▶ Aim
Pull every line that holds the word "Labov" from the entries.

Collected data entries:
####

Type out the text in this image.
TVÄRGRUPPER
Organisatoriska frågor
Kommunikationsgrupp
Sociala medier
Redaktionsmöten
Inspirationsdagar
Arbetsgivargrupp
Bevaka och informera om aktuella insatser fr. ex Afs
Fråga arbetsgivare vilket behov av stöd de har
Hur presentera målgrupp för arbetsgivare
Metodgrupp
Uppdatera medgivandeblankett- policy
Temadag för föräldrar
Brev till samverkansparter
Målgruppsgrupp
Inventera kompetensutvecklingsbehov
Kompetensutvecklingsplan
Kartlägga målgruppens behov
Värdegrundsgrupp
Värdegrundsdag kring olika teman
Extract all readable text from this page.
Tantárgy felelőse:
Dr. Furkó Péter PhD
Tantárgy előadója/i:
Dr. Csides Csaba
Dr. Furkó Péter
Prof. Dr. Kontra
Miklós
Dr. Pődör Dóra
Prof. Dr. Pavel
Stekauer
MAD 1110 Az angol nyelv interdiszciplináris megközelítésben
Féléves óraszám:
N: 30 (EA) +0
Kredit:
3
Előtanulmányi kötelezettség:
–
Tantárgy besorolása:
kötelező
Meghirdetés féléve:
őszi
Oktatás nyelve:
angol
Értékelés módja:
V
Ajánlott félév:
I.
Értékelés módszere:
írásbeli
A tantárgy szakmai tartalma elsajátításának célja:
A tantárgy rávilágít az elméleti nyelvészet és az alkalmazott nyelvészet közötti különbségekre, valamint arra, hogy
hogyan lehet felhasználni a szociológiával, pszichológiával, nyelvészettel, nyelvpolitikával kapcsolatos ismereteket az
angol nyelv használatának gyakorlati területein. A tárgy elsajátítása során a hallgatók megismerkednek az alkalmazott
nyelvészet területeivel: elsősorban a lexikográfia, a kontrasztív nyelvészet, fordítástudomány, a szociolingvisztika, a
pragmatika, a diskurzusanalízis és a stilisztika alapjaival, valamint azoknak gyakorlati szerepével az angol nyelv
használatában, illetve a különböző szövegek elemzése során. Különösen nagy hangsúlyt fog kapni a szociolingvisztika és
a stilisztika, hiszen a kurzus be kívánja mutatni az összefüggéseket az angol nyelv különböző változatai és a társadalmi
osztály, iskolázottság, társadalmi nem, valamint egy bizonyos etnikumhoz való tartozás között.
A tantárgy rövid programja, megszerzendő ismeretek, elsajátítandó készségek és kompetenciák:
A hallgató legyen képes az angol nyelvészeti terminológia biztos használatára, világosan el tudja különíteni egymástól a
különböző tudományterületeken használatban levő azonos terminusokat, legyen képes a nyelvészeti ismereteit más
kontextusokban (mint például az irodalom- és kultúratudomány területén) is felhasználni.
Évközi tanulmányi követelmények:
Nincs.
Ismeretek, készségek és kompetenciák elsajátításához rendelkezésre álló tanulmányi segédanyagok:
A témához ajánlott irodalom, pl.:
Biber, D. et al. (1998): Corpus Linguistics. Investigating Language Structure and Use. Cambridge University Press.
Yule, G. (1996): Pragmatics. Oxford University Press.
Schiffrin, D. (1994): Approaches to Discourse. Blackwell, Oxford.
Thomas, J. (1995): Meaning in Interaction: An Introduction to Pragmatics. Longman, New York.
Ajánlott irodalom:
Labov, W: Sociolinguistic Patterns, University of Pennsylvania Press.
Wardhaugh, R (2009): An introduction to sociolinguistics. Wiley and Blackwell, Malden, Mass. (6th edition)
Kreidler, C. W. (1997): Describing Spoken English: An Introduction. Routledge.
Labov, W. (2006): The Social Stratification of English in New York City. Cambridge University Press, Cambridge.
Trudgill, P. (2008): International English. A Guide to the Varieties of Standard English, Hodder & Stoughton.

####

▶ Task solution
Labov, W: Sociolinguistic Patterns, University of Pennsylvania Press.
Labov, W. (2006): The Social Stratification of English in New York City. Cambridge University Press, Cambridge.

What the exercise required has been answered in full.